(Stored data)
---
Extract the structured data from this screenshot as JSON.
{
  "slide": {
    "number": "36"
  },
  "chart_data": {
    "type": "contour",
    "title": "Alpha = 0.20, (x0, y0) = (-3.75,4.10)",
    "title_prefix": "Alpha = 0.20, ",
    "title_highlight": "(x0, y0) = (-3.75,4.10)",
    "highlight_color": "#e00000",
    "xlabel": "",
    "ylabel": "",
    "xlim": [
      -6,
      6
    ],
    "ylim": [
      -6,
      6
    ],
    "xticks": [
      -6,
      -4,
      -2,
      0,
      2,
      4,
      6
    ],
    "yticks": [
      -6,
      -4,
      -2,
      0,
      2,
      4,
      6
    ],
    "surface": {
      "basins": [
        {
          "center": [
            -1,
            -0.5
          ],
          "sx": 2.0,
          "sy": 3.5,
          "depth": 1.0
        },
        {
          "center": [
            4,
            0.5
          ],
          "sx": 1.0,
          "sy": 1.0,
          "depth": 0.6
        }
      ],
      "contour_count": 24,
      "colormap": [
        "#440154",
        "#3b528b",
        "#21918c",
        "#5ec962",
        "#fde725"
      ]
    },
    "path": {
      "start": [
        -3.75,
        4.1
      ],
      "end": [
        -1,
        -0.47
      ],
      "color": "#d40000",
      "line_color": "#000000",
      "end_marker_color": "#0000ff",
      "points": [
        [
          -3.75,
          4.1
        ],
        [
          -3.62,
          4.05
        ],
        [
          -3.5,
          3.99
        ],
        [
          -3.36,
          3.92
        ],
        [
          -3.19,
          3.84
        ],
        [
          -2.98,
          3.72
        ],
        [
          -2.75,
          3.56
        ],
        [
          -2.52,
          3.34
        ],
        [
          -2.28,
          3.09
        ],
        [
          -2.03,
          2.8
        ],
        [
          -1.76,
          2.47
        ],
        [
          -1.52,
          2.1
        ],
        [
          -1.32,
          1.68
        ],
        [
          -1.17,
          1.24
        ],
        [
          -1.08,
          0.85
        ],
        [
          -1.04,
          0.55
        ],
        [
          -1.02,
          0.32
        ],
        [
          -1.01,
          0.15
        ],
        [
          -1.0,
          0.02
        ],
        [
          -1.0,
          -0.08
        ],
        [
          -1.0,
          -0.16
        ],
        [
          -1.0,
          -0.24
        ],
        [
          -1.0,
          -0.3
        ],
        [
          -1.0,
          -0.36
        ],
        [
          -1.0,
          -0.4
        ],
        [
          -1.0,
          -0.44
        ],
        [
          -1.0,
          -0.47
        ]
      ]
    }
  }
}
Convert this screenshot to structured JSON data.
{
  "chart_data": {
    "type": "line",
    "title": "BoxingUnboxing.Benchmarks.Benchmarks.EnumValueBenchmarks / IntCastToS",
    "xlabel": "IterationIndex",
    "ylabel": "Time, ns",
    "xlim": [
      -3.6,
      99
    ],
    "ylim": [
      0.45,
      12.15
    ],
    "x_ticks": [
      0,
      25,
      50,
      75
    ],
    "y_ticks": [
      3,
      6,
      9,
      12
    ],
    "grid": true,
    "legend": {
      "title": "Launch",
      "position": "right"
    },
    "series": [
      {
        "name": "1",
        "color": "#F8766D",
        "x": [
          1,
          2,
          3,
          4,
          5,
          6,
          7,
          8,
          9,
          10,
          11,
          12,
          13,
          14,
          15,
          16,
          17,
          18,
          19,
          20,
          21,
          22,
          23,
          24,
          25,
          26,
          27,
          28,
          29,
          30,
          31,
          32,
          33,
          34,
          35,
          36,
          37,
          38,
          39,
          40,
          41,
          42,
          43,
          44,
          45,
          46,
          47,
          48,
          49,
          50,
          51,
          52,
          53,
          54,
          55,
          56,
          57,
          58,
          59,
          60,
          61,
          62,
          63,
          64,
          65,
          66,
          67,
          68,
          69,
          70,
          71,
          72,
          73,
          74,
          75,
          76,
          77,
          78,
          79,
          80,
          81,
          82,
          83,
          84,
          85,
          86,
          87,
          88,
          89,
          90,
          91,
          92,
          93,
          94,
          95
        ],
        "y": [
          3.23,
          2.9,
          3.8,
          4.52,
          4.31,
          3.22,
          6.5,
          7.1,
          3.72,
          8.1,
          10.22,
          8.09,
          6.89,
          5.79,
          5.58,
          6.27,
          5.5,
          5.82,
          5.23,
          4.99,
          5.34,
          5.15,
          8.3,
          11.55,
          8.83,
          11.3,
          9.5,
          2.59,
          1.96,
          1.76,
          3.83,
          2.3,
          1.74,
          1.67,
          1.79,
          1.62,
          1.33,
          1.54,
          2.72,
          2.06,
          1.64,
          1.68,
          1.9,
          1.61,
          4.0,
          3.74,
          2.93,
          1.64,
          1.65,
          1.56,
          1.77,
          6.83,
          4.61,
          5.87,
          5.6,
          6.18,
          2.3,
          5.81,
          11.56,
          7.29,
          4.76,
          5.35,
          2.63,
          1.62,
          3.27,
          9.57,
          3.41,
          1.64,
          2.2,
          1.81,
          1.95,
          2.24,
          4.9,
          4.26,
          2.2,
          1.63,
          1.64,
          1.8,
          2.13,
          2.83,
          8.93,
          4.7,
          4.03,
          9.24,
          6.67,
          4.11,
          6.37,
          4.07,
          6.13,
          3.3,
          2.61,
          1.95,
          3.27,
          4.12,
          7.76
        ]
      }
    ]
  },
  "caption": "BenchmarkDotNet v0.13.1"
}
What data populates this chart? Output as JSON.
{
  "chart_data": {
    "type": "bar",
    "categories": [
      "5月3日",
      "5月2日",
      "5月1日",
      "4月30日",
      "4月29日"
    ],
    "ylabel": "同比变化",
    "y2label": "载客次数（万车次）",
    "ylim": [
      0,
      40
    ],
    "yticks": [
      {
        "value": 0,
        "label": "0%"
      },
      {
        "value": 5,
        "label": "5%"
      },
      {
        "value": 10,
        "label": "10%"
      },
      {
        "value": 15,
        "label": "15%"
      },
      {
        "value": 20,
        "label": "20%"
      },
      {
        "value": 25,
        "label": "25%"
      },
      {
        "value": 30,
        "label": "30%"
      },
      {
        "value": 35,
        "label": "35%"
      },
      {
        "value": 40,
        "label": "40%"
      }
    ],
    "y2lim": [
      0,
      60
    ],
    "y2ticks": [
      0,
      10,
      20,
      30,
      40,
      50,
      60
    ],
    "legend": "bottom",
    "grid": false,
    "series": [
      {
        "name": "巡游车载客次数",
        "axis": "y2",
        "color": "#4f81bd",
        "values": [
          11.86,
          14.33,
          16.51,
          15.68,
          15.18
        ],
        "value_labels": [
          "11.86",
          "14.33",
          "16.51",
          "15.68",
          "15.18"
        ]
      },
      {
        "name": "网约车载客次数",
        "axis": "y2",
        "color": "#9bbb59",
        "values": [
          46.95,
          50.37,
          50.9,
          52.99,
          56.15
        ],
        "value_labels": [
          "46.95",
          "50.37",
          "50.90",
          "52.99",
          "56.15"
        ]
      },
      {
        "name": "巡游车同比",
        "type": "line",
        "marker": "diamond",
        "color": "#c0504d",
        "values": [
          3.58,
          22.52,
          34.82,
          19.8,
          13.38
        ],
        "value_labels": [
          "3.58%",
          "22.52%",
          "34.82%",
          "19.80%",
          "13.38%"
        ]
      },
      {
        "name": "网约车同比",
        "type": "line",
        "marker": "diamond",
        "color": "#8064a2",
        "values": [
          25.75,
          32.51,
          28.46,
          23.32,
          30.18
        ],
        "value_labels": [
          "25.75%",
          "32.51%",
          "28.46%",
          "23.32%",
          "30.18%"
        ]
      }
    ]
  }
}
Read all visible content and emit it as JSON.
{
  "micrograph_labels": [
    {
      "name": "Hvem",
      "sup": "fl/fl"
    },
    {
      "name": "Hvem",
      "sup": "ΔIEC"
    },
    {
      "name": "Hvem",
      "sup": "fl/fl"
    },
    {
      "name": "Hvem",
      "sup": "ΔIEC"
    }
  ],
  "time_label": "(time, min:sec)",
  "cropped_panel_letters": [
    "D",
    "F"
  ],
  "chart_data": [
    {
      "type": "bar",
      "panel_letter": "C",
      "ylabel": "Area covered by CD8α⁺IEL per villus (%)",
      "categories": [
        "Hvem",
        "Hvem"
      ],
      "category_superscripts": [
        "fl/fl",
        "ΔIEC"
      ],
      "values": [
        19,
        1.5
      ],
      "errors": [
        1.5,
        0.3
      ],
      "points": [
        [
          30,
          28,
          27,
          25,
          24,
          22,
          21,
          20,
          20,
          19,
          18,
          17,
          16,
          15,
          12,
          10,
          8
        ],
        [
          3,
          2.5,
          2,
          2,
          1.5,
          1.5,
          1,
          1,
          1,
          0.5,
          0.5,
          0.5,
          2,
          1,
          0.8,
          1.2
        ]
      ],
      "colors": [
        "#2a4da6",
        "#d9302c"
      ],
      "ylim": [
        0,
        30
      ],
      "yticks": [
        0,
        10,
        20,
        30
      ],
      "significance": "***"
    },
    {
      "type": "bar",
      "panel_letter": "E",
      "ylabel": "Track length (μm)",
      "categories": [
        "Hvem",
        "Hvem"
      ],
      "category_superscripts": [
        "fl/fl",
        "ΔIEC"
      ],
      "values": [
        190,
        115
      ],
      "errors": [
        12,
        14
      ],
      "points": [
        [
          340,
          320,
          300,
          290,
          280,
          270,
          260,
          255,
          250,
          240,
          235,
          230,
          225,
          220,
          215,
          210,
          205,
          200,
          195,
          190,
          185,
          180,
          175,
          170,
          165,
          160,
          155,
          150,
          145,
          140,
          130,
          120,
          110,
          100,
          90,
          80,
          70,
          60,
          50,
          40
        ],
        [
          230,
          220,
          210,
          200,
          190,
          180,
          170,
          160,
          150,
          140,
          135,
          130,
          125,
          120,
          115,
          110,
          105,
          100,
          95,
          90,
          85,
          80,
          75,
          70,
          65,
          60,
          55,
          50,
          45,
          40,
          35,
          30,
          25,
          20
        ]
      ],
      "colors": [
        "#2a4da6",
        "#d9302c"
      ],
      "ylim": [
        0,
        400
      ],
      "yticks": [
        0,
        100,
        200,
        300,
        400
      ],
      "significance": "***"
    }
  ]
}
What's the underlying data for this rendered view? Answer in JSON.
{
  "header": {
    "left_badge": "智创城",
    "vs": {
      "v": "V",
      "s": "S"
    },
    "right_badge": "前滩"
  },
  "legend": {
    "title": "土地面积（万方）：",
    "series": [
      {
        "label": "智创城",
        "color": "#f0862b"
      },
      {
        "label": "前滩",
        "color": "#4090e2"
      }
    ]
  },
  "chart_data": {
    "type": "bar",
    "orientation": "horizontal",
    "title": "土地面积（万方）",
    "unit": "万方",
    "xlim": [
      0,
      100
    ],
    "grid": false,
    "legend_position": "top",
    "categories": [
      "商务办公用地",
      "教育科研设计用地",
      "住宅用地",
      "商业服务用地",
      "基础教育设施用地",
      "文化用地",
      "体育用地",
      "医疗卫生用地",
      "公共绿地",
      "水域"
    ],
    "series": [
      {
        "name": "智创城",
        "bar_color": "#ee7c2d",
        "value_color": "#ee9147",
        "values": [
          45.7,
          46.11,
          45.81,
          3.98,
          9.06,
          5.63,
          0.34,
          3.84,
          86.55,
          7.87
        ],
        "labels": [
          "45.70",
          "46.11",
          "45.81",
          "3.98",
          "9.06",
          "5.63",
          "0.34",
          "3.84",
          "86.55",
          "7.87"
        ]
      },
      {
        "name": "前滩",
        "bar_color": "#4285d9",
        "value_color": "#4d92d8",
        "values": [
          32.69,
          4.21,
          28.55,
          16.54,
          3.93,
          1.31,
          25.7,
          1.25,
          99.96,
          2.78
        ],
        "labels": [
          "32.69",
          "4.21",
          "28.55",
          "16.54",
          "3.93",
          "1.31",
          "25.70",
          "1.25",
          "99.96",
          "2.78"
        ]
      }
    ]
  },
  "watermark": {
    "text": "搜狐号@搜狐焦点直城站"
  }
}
---
**Your instructions:**
Pick out each line above that includes "What" and show it.

**Worked solution:**
What data populates this chart? Output as JSON.
What's the underlying data for this rendered view? Answer in JSON.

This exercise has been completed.